-- Records for this task start --

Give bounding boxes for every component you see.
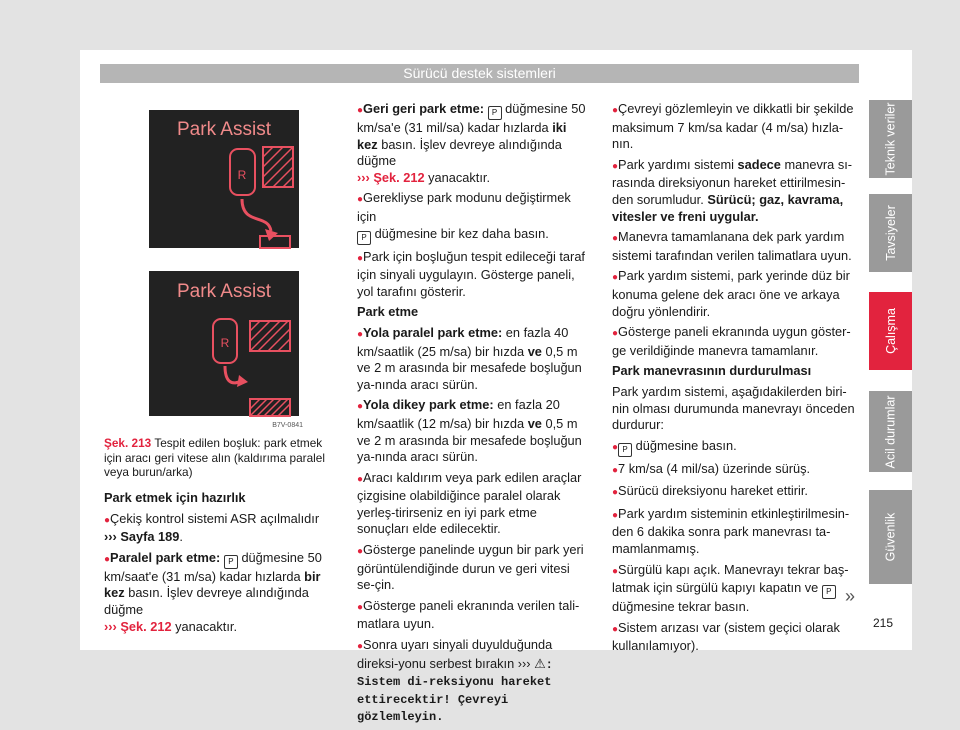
tab-acil-durumlar[interactable]: Acil durumlar (869, 391, 912, 472)
svg-text:R: R (237, 168, 247, 182)
tab-teknik-veriler[interactable]: Teknik veriler (869, 100, 912, 178)
park-button-icon: P (488, 106, 502, 120)
column-2: ● Geri geri park etme: P düğmesine 50 km/sa'e (31 mil/sa) kadar hızlarda iki kez basın. İşlev devreye alındığında düğme ››› Şek. 212 yanacaktır. ● Gerekliyse park modunu değiştirmek için P düğmesine bir kez daha basın. ● Park için boşluğun tespit edileceği taraf için sinyali uygulayın. Gösterge paneli, yol tarafını gösterir. Park etme ● Yola paralel park etme: en fazla 40 km/saatlik (25 m/sa) bir hızda ve 0,5 m ve 2 m arasında bir mesafede boşluğun ya-nında aracı sürün. ● Yola dikey park etme: en fazla 20 km/saatlik (12 m/sa) bir hızda ve 0,5 m ve 2 m arasında bir mesafede boşluğun ya-nında aracı sürün. ● Aracı kaldırım veya park edilen araçlar çizgisine olabildiğince paralel olarak yerleş-tirirseniz en iyi park etme sonuçları elde edilecektir. ● Gösterge panelinde uygun bir park yeri görüntülendiğinde durun ve geri vitesi se-çin. ● Gösterge paneli ekranında verilen tali-matlara uyun. ● Sonra uyarı sinyali duyulduğunda direksi-yonu serbest bırakın ››› ⚠: Sistem di-reksiyonu hareket ettirecektir! Çevreyi gözlemleyin. (357, 101, 587, 730)
heading-durdurma: Park manevrasının durdurulması (612, 363, 812, 379)
page-number: 215 (873, 616, 894, 630)
section-header: Sürücü destek sistemleri (100, 64, 859, 83)
column-1 (104, 490, 332, 639)
figure-code: B7V-0841 (272, 422, 303, 429)
list-item: ● Çekiş kontrol sistemi ASR açılmalıdır ››› Sayfa 189. (104, 511, 332, 546)
column-3: ● Çevreyi gözlemleyin ve dikkatli bir şekilde maksimum 7 km/sa kadar (4 m/sa) hızla-nın. ● Park yardımı sistemi sadece manevra sı-rasında direksiyonun hareket ettirilmesin-den sorumludur. Sürücü; gaz, kavrama, vitesler ve freni uygular. ● Manevra tamamlanana dek park yardım sistemi tarafından verilen talimatlara uyun. ● Park yardım sistemi, park yerinde düz bir konuma gelene dek aracı öne ve arkaya doğru yönlendirir. ● Gösterge paneli ekranında uygun göster-ge verildiğinde manevra tamamlanır. Park manevrasının durdurulması Park yardım sistemi, aşağıdakilerden biri-nin olması durumunda manevrayı önceden durdurur: ● P düğmesine basın. ● 7 km/sa (4 mil/sa) üzerinde sürüş. ● Sürücü direksiyonu hareket ettirir. ● Park yardım sisteminin etkinleştirilmesin-den 6 dakika sonra park manevrası ta-mamlanmamış. ● Sürgülü kapı açık. Manevrayı tekrar baş-latmak için sürgülü kapıyı kapatın ve P düğmesine tekrar basın. ● Sistem arızası var (sistem geçici olarak kullanılamıyor). (612, 101, 858, 659)
park-assist-figure (103, 101, 331, 431)
tab-tavsiyeler[interactable]: Tavsiyeler (869, 194, 912, 272)
figure-caption: Şek. 213 Tespit edilen boşluk: park etmek için aracı geri vitese alın (kaldırıma paralel veya burun/arka) (104, 436, 325, 479)
tab-guvenlik[interactable]: Güvenlik (869, 490, 912, 584)
figure-link[interactable]: ››› Şek. 212 (104, 618, 172, 634)
list-item: ● Paralel park etme: P düğmesine 50 km/saat'e (31 m/sa) kadar hızlarda bir kez basın. İşlev devreye alındığında düğme ››› Şek. 212 yanacaktır. (104, 550, 332, 635)
heading-park-etme: Park etme (357, 304, 419, 320)
tab-calisma[interactable]: Çalışma (869, 292, 912, 370)
park-button-icon: P (822, 585, 836, 599)
warning-icon: ⚠ (534, 655, 546, 671)
continue-mark: » (845, 586, 856, 606)
park-button-icon: P (224, 555, 238, 569)
panel1-title: Park Assist (177, 119, 271, 140)
park-button-icon: P (618, 443, 632, 457)
heading-hazirlik: Park etmek için hazırlık (104, 490, 246, 505)
panel2-title: Park Assist (177, 281, 271, 302)
svg-text:R: R (220, 336, 230, 350)
figure-link[interactable]: ››› Şek. 212 (357, 169, 425, 185)
park-button-icon: P (357, 231, 371, 245)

-- Records for this task end --

**Task prompt**.
Take the lines of the data above, starting with the line that contains "tab-acil-durumlar[interactable]: Acil durumlar" and going on through the line that contains "list-item: ● Çekiş". Reproduce only those lines, substituting "Sürücü yardım sistemleri" for "Sürücü destek sistemleri" and leaving everything else unchanged.

**Final result**.
tab-acil-durumlar[interactable]: Acil durumlar (869, 391, 912, 472)
svg-text:R: R (237, 168, 247, 182)
tab-teknik-veriler[interactable]: Teknik veriler (869, 100, 912, 178)
park-button-icon: P (488, 106, 502, 120)
column-2: ● Geri geri park etme: P düğmesine 50 km/sa'e (31 mil/sa) kadar hızlarda iki kez basın. İşlev devreye alındığında düğme ››› Şek. 212 yanacaktır. ● Gerekliyse park modunu değiştirmek için P düğmesine bir kez daha basın. ● Park için boşluğun tespit edileceği taraf için sinyali uygulayın. Gösterge paneli, yol tarafını gösterir. Park etme ● Yola paralel park etme: en fazla 40 km/saatlik (25 m/sa) bir hızda ve 0,5 m ve 2 m arasında bir mesafede boşluğun ya-nında aracı sürün. ● Yola dikey park etme: en fazla 20 km/saatlik (12 m/sa) bir hızda ve 0,5 m ve 2 m arasında bir mesafede boşluğun ya-nında aracı sürün. ● Aracı kaldırım veya park edilen araçlar çizgisine olabildiğince paralel olarak yerleş-tirirseniz en iyi park etme sonuçları elde edilecektir. ● Gösterge panelinde uygun bir park yeri görüntülendiğinde durun ve geri vitesi se-çin. ● Gösterge paneli ekranında verilen tali-matlara uyun. ● Sonra uyarı sinyali duyulduğunda direksi-yonu serbest bırakın ››› ⚠: Sistem di-reksiyonu hareket ettirecektir! Çevreyi gözlemleyin. (357, 101, 587, 730)
heading-durdurma: Park manevrasının durdurulması (612, 363, 812, 379)
page-number: 215 (873, 616, 894, 630)
section-header: Sürücü yardım sistemleri (100, 64, 859, 83)
column-1 (104, 490, 332, 639)
figure-code: B7V-0841 (272, 422, 303, 429)
list-item: ● Çekiş kontrol sistemi ASR açılmalıdır ››› Sayfa 189. (104, 511, 332, 546)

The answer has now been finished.